### [Saved entries]

————————

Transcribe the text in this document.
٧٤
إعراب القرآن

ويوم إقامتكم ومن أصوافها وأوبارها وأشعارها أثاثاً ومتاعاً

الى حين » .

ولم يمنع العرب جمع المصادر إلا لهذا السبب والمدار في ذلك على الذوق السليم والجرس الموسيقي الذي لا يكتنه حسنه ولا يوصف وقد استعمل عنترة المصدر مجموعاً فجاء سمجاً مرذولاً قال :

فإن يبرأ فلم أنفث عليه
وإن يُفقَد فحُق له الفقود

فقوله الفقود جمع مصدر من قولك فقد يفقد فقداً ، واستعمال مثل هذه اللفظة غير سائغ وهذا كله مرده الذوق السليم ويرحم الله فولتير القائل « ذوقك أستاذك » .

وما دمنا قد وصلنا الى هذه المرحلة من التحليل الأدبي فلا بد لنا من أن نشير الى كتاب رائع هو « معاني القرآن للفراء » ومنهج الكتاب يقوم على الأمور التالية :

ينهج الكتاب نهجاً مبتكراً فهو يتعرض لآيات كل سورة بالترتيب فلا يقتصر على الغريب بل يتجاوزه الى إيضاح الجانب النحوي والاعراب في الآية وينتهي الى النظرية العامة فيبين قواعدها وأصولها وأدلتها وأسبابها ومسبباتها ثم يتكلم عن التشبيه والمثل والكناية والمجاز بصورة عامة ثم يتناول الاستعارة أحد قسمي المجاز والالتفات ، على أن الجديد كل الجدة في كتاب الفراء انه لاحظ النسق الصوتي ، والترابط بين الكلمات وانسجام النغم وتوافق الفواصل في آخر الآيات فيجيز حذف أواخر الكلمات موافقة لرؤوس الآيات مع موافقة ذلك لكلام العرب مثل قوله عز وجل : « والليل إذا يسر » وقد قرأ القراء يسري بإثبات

————————

The records above should be returned exactly.

### [ANSWER TO THIS PROBLEM]
Transcribe the text in this document.
٧٤
إعراب القرآن

ويوم إقامتكم ومن أصوافها وأوبارها وأشعارها أثاثاً ومتاعاً

الى حين » .

ولم يمنع العرب جمع المصادر إلا لهذا السبب والمدار في ذلك على الذوق السليم والجرس الموسيقي الذي لا يكتنه حسنه ولا يوصف وقد استعمل عنترة المصدر مجموعاً فجاء سمجاً مرذولاً قال :

فإن يبرأ فلم أنفث عليه
وإن يُفقَد فحُق له الفقود

فقوله الفقود جمع مصدر من قولك فقد يفقد فقداً ، واستعمال مثل هذه اللفظة غير سائغ وهذا كله مرده الذوق السليم ويرحم الله فولتير القائل « ذوقك أستاذك » .

وما دمنا قد وصلنا الى هذه المرحلة من التحليل الأدبي فلا بد لنا من أن نشير الى كتاب رائع هو « معاني القرآن للفراء » ومنهج الكتاب يقوم على الأمور التالية :

ينهج الكتاب نهجاً مبتكراً فهو يتعرض لآيات كل سورة بالترتيب فلا يقتصر على الغريب بل يتجاوزه الى إيضاح الجانب النحوي والاعراب في الآية وينتهي الى النظرية العامة فيبين قواعدها وأصولها وأدلتها وأسبابها ومسبباتها ثم يتكلم عن التشبيه والمثل والكناية والمجاز بصورة عامة ثم يتناول الاستعارة أحد قسمي المجاز والالتفات ، على أن الجديد كل الجدة في كتاب الفراء انه لاحظ النسق الصوتي ، والترابط بين الكلمات وانسجام النغم وتوافق الفواصل في آخر الآيات فيجيز حذف أواخر الكلمات موافقة لرؤوس الآيات مع موافقة ذلك لكلام العرب مثل قوله عز وجل : « والليل إذا يسر » وقد قرأ القراء يسري بإثبات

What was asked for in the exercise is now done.